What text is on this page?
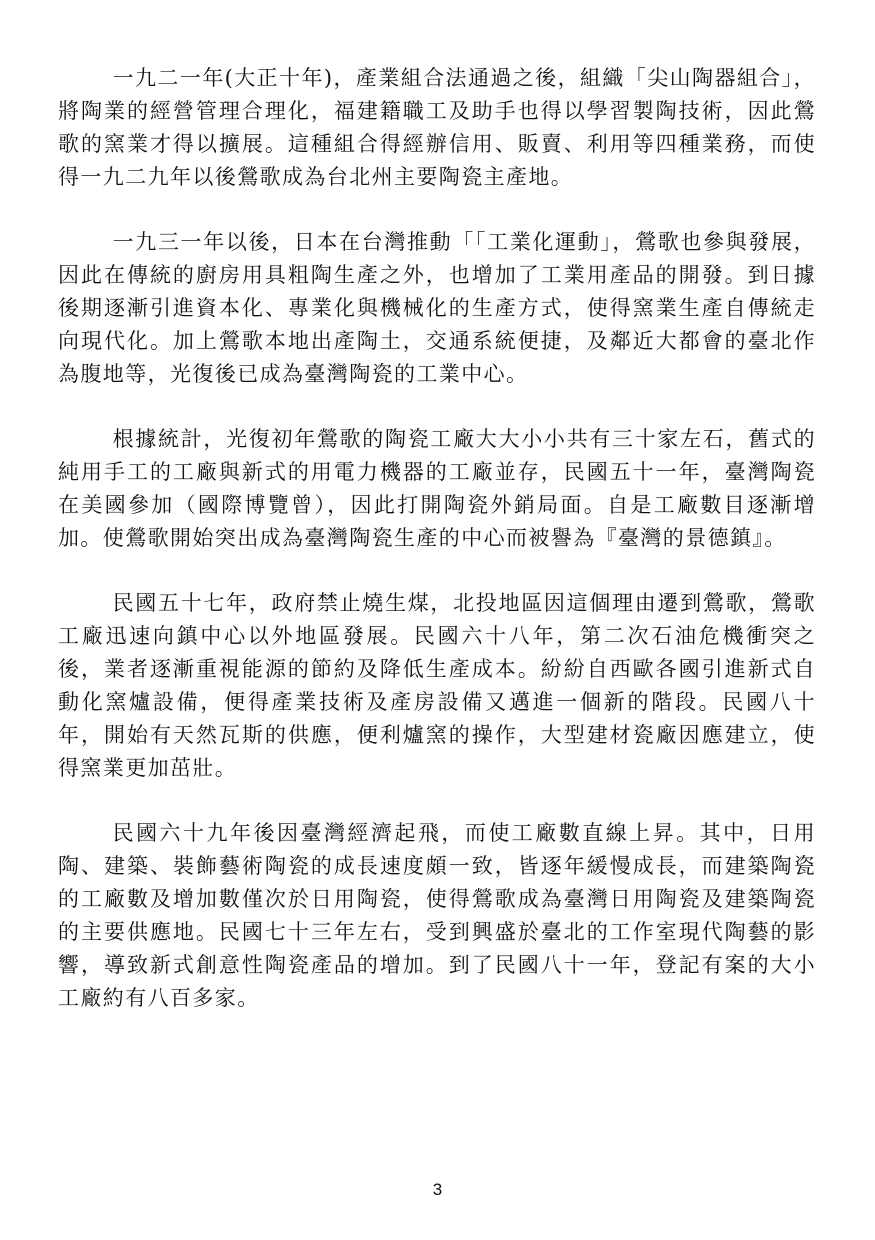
一九二一年(大正十年)，產業組合法通過之後，組織「尖山陶器組合」，將陶業的經營管理合理化，福建籍職工及助手也得以學習製陶技術，因此鶯歌的窯業才得以擴展。這種組合得經辦信用、販賣、利用等四種業務，而使得一九二九年以後鶯歌成為台北州主要陶瓷主產地。

一九三一年以後，日本在台灣推動「「工業化運動」，鶯歌也參與發展，因此在傳統的廚房用具粗陶生產之外，也增加了工業用產品的開發。到日據後期逐漸引進資本化、專業化與機械化的生產方式，使得窯業生產自傳統走向現代化。加上鶯歌本地出產陶土，交通系統便捷，及鄰近大都會的臺北作為腹地等，光復後已成為臺灣陶瓷的工業中心。

根據統計，光復初年鶯歌的陶瓷工廠大大小小共有三十家左石，舊式的純用手工的工廠與新式的用電力機器的工廠並存，民國五十一年，臺灣陶瓷在美國參加（國際博覽曾），因此打開陶瓷外銷局面。自是工廠數目逐漸增加。使鶯歌開始突出成為臺灣陶瓷生產的中心而被譽為『臺灣的景德鎮』。

民國五十七年，政府禁止燒生煤，北投地區因這個理由遷到鶯歌，鶯歌工廠迅速向鎮中心以外地區發展。民國六十八年，第二次石油危機衝突之後，業者逐漸重視能源的節約及降低生產成本。紛紛自西歐各國引進新式自動化窯爐設備，便得產業技術及產房設備又邁進一個新的階段。民國八十年，開始有天然瓦斯的供應，便利爐窯的操作，大型建材瓷廠因應建立，使得窯業更加茁壯。

民國六十九年後因臺灣經濟起飛，而使工廠數直線上昇。其中，日用陶、建築、裝飾藝術陶瓷的成長速度頗一致，皆逐年緩慢成長，而建築陶瓷的工廠數及增加數僅次於日用陶瓷，使得鶯歌成為臺灣日用陶瓷及建築陶瓷的主要供應地。民國七十三年左右，受到興盛於臺北的工作室現代陶藝的影響，導致新式創意性陶瓷產品的增加。到了民國八十一年，登記有案的大小工廠約有八百多家。

3
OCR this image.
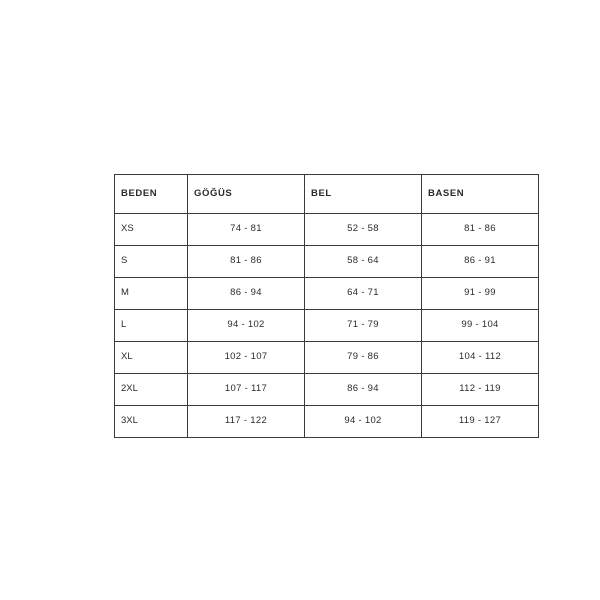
BEDEN	GÖĞÜS	BEL	BASEN
XS	74 - 81	52 - 58	81 - 86
S	81 - 86	58 - 64	86 - 91
M	86 - 94	64 - 71	91 - 99
L	94 - 102	71 - 79	99 - 104
XL	102 - 107	79 - 86	104 - 112
2XL	107 - 117	86 - 94	112 - 119
3XL	117 - 122	94 - 102	119 - 127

— EXERCISE DIRECTIONS —
Output every entry word for word, but omit the pictures.

— FINISHED ANSWER —
What text is on this page?
一九二一年(大正十年)，產業組合法通過之後，組織「尖山陶器組合」，將陶業的經營管理合理化，福建籍職工及助手也得以學習製陶技術，因此鶯歌的窯業才得以擴展。這種組合得經辦信用、販賣、利用等四種業務，而使得一九二九年以後鶯歌成為台北州主要陶瓷主產地。

一九三一年以後，日本在台灣推動「「工業化運動」，鶯歌也參與發展，因此在傳統的廚房用具粗陶生產之外，也增加了工業用產品的開發。到日據後期逐漸引進資本化、專業化與機械化的生產方式，使得窯業生產自傳統走向現代化。加上鶯歌本地出產陶土，交通系統便捷，及鄰近大都會的臺北作為腹地等，光復後已成為臺灣陶瓷的工業中心。

根據統計，光復初年鶯歌的陶瓷工廠大大小小共有三十家左石，舊式的純用手工的工廠與新式的用電力機器的工廠並存，民國五十一年，臺灣陶瓷在美國參加（國際博覽曾），因此打開陶瓷外銷局面。自是工廠數目逐漸增加。使鶯歌開始突出成為臺灣陶瓷生產的中心而被譽為『臺灣的景德鎮』。

民國五十七年，政府禁止燒生煤，北投地區因這個理由遷到鶯歌，鶯歌工廠迅速向鎮中心以外地區發展。民國六十八年，第二次石油危機衝突之後，業者逐漸重視能源的節約及降低生產成本。紛紛自西歐各國引進新式自動化窯爐設備，便得產業技術及產房設備又邁進一個新的階段。民國八十年，開始有天然瓦斯的供應，便利爐窯的操作，大型建材瓷廠因應建立，使得窯業更加茁壯。

民國六十九年後因臺灣經濟起飛，而使工廠數直線上昇。其中，日用陶、建築、裝飾藝術陶瓷的成長速度頗一致，皆逐年緩慢成長，而建築陶瓷的工廠數及增加數僅次於日用陶瓷，使得鶯歌成為臺灣日用陶瓷及建築陶瓷的主要供應地。民國七十三年左右，受到興盛於臺北的工作室現代陶藝的影響，導致新式創意性陶瓷產品的增加。到了民國八十一年，登記有案的大小工廠約有八百多家。

3
OCR this image.
BEDEN	GÖĞÜS	BEL	BASEN
XS	74 - 81	52 - 58	81 - 86
S	81 - 86	58 - 64	86 - 91
M	86 - 94	64 - 71	91 - 99
L	94 - 102	71 - 79	99 - 104
XL	102 - 107	79 - 86	104 - 112
2XL	107 - 117	86 - 94	112 - 119
3XL	117 - 122	94 - 102	119 - 127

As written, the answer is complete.